Short problem A →
In the rows below, repeat lines exactly, starting at the line that contains "column-header: 发布分支 [201, 170, 241, 184]" and stopping after the line that contains "refresh-icon[interactable] [397, 172, 407, 182]".
# Start of Quoted passage
Birthplace of the İnegöl köfte                       Population: 240,000

Market day: Thursday

Midway between Bursa and Eskişehir, the furniture-making centre of İnegöl is best known for the eponymous köfte, meatballs made from a mixture of lamb and veal spiced up with a little ground onion. You can try them at the Beşler İnegöl Köftecisı, founded in 1893 by a Bulgarian immigrant named Mustafa Efendi whose story is detailed in the excellent Kent Müzesi (City Museum). Look out too for an outsize sculpture of a hand holding up a meatball on a fork on the outskirts of town.Inegol3

Around town

At first sight İnegöl doesn’t look too promising, especially when you spot the austere modern mosque looking more like a fire station that forms its centrepiece. The trick is to head straight for the Ishak Paşa Cami whereupon all the dull modernity gives way to history.
# End of Quoted passage
Short problem B →
Continue the İnegöl travel piece above, picking up right after its last sentence.
# Start of Task material
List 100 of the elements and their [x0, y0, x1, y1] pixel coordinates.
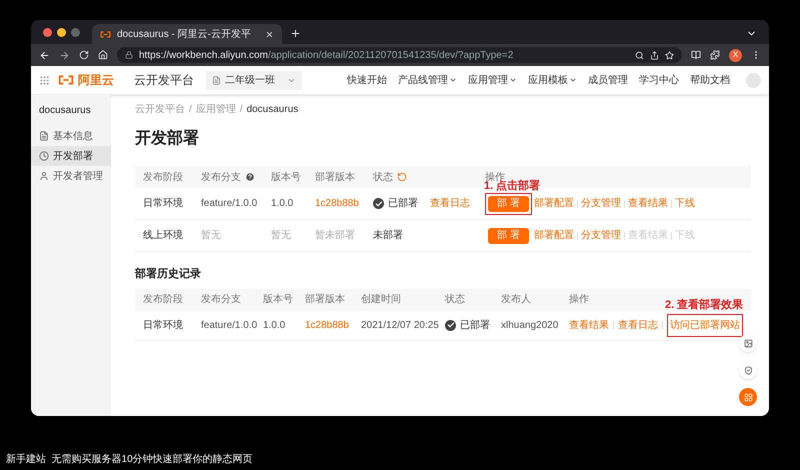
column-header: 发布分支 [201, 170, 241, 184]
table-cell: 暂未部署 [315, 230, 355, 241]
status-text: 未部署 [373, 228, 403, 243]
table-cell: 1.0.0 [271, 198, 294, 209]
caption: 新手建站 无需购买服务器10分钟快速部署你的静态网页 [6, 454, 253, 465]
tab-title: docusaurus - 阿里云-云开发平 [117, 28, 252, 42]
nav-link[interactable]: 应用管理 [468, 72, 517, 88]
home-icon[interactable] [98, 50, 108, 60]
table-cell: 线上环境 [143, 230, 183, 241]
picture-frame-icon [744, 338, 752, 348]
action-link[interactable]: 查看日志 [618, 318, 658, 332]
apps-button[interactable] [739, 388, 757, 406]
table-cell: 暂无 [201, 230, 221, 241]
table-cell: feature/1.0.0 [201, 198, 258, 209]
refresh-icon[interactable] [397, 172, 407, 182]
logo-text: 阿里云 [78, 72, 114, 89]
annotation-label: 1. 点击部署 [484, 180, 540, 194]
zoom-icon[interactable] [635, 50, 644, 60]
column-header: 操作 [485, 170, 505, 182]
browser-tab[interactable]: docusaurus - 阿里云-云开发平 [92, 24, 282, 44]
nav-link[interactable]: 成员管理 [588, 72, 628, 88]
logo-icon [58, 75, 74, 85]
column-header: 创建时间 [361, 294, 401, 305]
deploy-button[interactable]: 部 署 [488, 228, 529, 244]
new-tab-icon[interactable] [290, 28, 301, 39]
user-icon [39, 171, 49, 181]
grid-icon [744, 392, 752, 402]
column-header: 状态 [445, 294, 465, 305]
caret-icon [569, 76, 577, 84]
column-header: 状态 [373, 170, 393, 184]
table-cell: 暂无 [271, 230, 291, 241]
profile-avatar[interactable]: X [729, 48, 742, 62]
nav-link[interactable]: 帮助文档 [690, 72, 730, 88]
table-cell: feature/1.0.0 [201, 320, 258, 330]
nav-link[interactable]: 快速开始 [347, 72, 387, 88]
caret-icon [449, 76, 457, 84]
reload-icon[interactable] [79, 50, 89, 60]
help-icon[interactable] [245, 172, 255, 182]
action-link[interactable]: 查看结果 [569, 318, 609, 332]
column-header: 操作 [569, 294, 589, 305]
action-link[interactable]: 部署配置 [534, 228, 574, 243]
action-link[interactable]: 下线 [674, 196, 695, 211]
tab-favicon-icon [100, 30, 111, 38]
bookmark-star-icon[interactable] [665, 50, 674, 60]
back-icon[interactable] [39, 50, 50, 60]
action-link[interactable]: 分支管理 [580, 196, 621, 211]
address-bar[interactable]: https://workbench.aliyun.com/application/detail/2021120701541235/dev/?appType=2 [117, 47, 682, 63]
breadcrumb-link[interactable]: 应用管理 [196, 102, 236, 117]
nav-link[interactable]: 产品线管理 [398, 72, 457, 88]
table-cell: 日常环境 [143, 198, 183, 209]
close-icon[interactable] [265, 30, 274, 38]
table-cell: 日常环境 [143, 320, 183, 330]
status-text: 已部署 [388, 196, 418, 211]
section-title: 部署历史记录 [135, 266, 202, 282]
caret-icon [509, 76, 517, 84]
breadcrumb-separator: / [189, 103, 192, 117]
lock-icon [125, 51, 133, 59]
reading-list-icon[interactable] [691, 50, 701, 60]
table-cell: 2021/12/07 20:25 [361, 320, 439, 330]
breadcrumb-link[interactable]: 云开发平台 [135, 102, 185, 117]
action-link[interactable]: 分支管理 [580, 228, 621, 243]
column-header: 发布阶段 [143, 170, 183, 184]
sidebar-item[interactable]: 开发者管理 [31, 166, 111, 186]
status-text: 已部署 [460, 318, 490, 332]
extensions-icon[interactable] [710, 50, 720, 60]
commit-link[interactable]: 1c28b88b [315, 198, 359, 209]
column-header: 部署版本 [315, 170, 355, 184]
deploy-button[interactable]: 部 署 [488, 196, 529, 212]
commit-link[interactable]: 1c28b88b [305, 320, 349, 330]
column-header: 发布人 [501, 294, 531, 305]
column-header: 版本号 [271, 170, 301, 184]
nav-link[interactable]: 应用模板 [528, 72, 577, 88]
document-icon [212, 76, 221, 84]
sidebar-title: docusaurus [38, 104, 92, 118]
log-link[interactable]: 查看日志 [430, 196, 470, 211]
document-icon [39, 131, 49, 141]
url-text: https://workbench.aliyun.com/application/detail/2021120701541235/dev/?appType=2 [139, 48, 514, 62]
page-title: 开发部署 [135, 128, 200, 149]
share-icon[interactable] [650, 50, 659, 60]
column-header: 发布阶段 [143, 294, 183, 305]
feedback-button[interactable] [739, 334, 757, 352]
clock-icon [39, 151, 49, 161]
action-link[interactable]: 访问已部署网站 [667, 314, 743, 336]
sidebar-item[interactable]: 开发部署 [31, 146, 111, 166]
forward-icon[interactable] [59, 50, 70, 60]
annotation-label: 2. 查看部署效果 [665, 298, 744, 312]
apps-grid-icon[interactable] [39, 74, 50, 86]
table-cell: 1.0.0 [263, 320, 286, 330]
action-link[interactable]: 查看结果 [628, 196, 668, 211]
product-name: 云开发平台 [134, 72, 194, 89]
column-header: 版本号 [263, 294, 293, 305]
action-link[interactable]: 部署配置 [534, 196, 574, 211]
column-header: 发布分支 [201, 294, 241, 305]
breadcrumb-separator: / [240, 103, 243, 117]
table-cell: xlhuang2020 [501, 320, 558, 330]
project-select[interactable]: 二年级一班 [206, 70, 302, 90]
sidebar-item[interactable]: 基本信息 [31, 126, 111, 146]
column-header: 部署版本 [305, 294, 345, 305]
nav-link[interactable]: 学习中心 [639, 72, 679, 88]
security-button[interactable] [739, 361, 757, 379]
# End of Task material
Task result A →
column-header: 发布分支 [201, 170, 241, 184]
table-cell: 暂未部署 [315, 230, 355, 241]
status-text: 未部署 [373, 228, 403, 243]
table-cell: 1.0.0 [271, 198, 294, 209]
caption: 新手建站 无需购买服务器10分钟快速部署你的静态网页 [6, 454, 253, 465]
tab-title: docusaurus - 阿里云-云开发平 [117, 28, 252, 42]
nav-link[interactable]: 应用管理 [468, 72, 517, 88]
home-icon[interactable] [98, 50, 108, 60]
table-cell: 线上环境 [143, 230, 183, 241]
picture-frame-icon [744, 338, 752, 348]
action-link[interactable]: 查看日志 [618, 318, 658, 332]
apps-button[interactable] [739, 388, 757, 406]
table-cell: 暂无 [201, 230, 221, 241]
table-cell: feature/1.0.0 [201, 198, 258, 209]
refresh-icon[interactable] [397, 172, 407, 182]

Task result B →
Founded in 1465, the mosque is a fine example of early Ottoman brick architecture and retains its medrese (theological school) which still dishes up religious education today. Internally it has a transversal “narthex” in front of the more familiar prayer area rather like the the other early Ottoman mosques of Bursa. The walls are decorated with fine examples of calligraphic art.

The mosque sits right beside a shady tea garden adorned with odd traces of the ancient past including a giant pot that probably once served as a burial urn. On one side the Yıldırım Cami presses right up against it. Although this dates back to 1402 it was much remodelled in the 19th century and now boasts a rather pretty turquoise and white interior and wooden columns supporting the dome.

On another side a wooden clocktower dating back to the 1940s stands guard over the entrance to a restored Kapalı Çarşı (Covered Bazaar) which now sells only fabrics and wool (there must still be a lot of keen knitters in İnegöl). The Besler İnegöl Köftecisi is right beside the bazaar.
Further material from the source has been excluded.